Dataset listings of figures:

☆ ☆ ☆

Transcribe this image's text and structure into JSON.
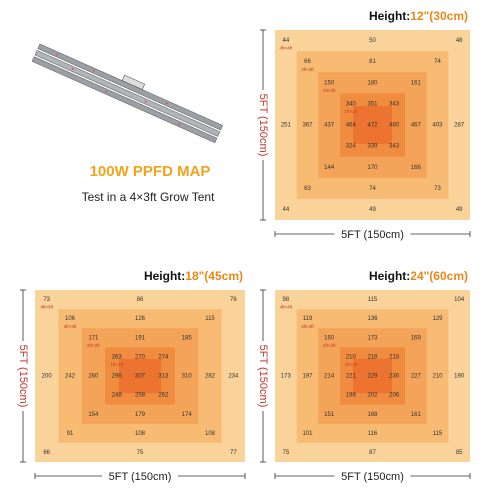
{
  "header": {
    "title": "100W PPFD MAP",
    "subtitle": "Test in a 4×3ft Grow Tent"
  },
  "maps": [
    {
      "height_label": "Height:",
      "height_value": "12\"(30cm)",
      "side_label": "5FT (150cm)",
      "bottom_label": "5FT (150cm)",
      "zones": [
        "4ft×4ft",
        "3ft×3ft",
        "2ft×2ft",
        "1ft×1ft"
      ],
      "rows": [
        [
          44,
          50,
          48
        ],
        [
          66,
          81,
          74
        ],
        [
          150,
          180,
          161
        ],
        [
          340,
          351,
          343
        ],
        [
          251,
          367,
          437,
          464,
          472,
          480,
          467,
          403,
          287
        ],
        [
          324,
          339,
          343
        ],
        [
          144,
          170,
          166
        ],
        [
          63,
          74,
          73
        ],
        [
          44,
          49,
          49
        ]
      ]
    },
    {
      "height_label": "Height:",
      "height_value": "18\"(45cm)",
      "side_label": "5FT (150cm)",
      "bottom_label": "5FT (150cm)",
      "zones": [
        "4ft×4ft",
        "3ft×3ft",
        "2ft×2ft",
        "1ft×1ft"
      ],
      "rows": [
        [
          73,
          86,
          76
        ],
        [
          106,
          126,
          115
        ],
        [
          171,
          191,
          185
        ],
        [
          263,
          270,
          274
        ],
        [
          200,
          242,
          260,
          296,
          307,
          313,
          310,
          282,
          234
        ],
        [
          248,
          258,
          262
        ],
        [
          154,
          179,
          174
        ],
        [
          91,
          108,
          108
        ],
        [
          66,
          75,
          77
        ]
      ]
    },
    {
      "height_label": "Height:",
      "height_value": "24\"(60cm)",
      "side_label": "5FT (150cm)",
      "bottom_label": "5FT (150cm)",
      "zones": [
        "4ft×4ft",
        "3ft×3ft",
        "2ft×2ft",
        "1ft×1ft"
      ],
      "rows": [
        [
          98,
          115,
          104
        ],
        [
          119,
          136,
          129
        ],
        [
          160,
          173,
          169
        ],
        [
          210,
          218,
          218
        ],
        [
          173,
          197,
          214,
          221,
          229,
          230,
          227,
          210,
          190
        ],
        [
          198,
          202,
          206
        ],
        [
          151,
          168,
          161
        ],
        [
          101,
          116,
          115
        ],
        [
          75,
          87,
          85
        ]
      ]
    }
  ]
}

☆ ☆ ☆

Description of the task
Above are records with pictures; repeat the records exactly and leave the pictures out.

Result of the task
Transcribe this image's text and structure into JSON.
{
  "header": {
    "title": "100W PPFD MAP",
    "subtitle": "Test in a 4×3ft Grow Tent"
  },
  "maps": [
    {
      "height_label": "Height:",
      "height_value": "12\"(30cm)",
      "side_label": "5FT (150cm)",
      "bottom_label": "5FT (150cm)",
      "zones": [
        "4ft×4ft",
        "3ft×3ft",
        "2ft×2ft",
        "1ft×1ft"
      ],
      "rows": [
        [
          44,
          50,
          48
        ],
        [
          66,
          81,
          74
        ],
        [
          150,
          180,
          161
        ],
        [
          340,
          351,
          343
        ],
        [
          251,
          367,
          437,
          464,
          472,
          480,
          467,
          403,
          287
        ],
        [
          324,
          339,
          343
        ],
        [
          144,
          170,
          166
        ],
        [
          63,
          74,
          73
        ],
        [
          44,
          49,
          49
        ]
      ]
    },
    {
      "height_label": "Height:",
      "height_value": "18\"(45cm)",
      "side_label": "5FT (150cm)",
      "bottom_label": "5FT (150cm)",
      "zones": [
        "4ft×4ft",
        "3ft×3ft",
        "2ft×2ft",
        "1ft×1ft"
      ],
      "rows": [
        [
          73,
          86,
          76
        ],
        [
          106,
          126,
          115
        ],
        [
          171,
          191,
          185
        ],
        [
          263,
          270,
          274
        ],
        [
          200,
          242,
          260,
          296,
          307,
          313,
          310,
          282,
          234
        ],
        [
          248,
          258,
          262
        ],
        [
          154,
          179,
          174
        ],
        [
          91,
          108,
          108
        ],
        [
          66,
          75,
          77
        ]
      ]
    },
    {
      "height_label": "Height:",
      "height_value": "24\"(60cm)",
      "side_label": "5FT (150cm)",
      "bottom_label": "5FT (150cm)",
      "zones": [
        "4ft×4ft",
        "3ft×3ft",
        "2ft×2ft",
        "1ft×1ft"
      ],
      "rows": [
        [
          98,
          115,
          104
        ],
        [
          119,
          136,
          129
        ],
        [
          160,
          173,
          169
        ],
        [
          210,
          218,
          218
        ],
        [
          173,
          197,
          214,
          221,
          229,
          230,
          227,
          210,
          190
        ],
        [
          198,
          202,
          206
        ],
        [
          151,
          168,
          161
        ],
        [
          101,
          116,
          115
        ],
        [
          75,
          87,
          85
        ]
      ]
    }
  ]
}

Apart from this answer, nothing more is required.